[Task goal]
Could you repeat the records below exactly, leaving out any pictures?

[Rows]
· · ·

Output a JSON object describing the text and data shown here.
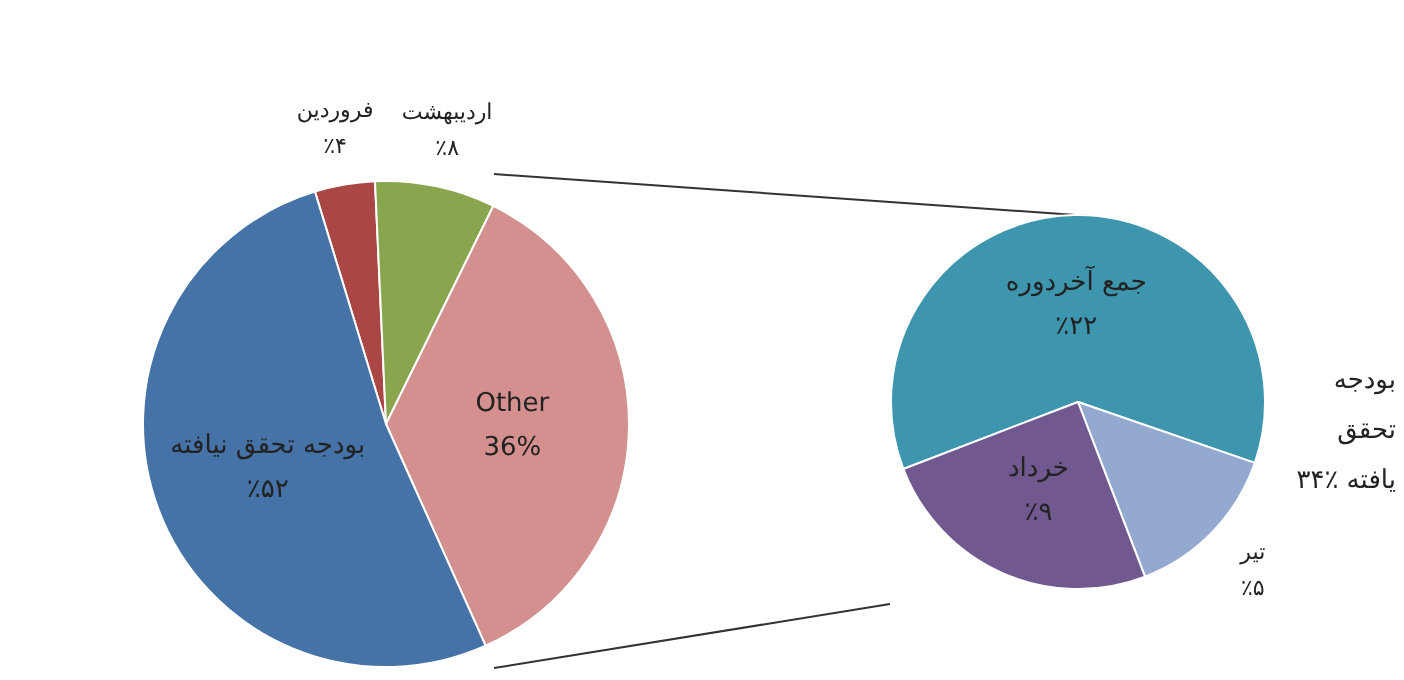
{
  "chart_data": [
    {
      "type": "pie",
      "categories": [
        "فروردین",
        "اردیبهشت",
        "Other",
        "بودجه تحقق نیافته"
      ],
      "values": [
        4,
        8,
        36,
        52
      ],
      "colors": [
        "#aa4643",
        "#89a54e",
        "#d4908e",
        "#4572a7"
      ],
      "value_labels": [
        "٪۴",
        "٪۸",
        "36%",
        "٪۵۲"
      ],
      "legend": false
    },
    {
      "type": "pie",
      "categories": [
        "جمع آخردوره",
        "تیر",
        "خرداد"
      ],
      "values": [
        22,
        5,
        9
      ],
      "colors": [
        "#3d96ae",
        "#93a9cf",
        "#71588f"
      ],
      "value_labels": [
        "٪۲۲",
        "٪۵",
        "٪۹"
      ],
      "legend": false,
      "annotations": [
        "بودجه تحقق یافته ٪۳۴"
      ]
    }
  ]
}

· · ·

[Solved exercise]
Output a JSON object describing the text and data shown here.
{
  "chart_data": [
    {
      "type": "pie",
      "categories": [
        "فروردین",
        "اردیبهشت",
        "Other",
        "بودجه تحقق نیافته"
      ],
      "values": [
        4,
        8,
        36,
        52
      ],
      "colors": [
        "#aa4643",
        "#89a54e",
        "#d4908e",
        "#4572a7"
      ],
      "value_labels": [
        "٪۴",
        "٪۸",
        "36%",
        "٪۵۲"
      ],
      "legend": false
    },
    {
      "type": "pie",
      "categories": [
        "جمع آخردوره",
        "تیر",
        "خرداد"
      ],
      "values": [
        22,
        5,
        9
      ],
      "colors": [
        "#3d96ae",
        "#93a9cf",
        "#71588f"
      ],
      "value_labels": [
        "٪۲۲",
        "٪۵",
        "٪۹"
      ],
      "legend": false,
      "annotations": [
        "بودجه تحقق یافته ٪۳۴"
      ]
    }
  ]
}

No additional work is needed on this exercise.